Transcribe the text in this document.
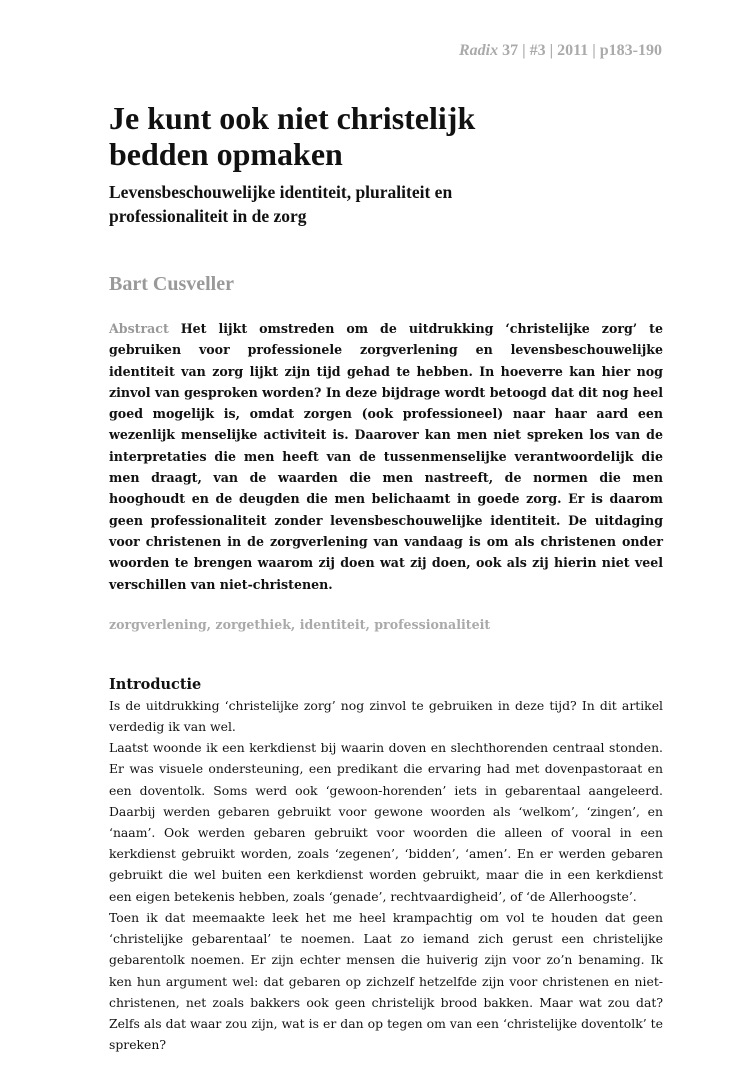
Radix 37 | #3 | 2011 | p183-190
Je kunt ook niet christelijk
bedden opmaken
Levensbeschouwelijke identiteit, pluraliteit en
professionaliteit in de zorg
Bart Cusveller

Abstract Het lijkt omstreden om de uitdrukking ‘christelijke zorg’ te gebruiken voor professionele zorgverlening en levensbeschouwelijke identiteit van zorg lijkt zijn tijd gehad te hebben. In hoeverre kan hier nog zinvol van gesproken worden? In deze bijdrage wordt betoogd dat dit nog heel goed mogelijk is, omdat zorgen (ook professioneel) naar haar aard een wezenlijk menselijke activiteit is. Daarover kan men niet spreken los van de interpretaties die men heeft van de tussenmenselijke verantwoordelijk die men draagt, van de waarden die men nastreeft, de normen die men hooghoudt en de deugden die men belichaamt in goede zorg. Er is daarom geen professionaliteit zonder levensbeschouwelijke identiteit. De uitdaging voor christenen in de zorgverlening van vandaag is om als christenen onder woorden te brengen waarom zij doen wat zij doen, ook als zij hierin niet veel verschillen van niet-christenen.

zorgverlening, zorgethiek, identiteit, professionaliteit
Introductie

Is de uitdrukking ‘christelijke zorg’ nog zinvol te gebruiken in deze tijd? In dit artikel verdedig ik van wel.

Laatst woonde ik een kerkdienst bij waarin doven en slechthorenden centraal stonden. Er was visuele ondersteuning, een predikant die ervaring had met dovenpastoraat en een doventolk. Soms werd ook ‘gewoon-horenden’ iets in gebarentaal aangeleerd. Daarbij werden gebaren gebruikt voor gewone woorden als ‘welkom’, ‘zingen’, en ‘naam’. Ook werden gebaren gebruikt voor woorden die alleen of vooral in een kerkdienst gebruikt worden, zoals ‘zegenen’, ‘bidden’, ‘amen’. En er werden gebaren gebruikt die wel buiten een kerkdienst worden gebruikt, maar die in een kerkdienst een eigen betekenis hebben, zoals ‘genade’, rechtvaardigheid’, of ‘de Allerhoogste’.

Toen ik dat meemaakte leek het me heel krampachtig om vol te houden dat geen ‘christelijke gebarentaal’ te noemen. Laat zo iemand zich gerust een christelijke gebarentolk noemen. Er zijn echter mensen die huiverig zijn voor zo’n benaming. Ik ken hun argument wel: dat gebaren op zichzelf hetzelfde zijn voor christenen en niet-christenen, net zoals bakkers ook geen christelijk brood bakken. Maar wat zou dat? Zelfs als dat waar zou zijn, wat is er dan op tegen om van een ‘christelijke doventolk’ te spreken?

...

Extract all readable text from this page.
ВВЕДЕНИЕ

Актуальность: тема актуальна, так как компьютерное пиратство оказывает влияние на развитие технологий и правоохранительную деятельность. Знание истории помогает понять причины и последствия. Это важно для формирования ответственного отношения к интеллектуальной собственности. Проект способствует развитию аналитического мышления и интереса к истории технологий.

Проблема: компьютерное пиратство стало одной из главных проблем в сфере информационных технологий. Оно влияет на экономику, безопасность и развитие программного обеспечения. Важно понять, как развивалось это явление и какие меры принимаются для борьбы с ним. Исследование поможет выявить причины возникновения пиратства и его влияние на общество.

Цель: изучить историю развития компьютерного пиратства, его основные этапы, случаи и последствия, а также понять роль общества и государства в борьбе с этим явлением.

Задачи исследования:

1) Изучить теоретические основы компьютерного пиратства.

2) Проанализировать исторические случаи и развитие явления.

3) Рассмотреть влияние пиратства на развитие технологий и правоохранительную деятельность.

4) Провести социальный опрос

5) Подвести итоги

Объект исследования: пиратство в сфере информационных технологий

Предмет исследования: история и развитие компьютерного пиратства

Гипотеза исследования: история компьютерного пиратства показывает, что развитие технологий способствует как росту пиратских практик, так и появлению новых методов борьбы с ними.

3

## Requirement
Copy each line holding the word "исследования" from the listing above.

## Result
Задачи исследования:
Объект исследования: пиратство в сфере информационных технологий
Предмет исследования: история и развитие компьютерного пиратства
Гипотеза исследования: история компьютерного пиратства показывает, что развитие технологий способствует как росту пиратских практик, так и появлению новых методов борьбы с ними.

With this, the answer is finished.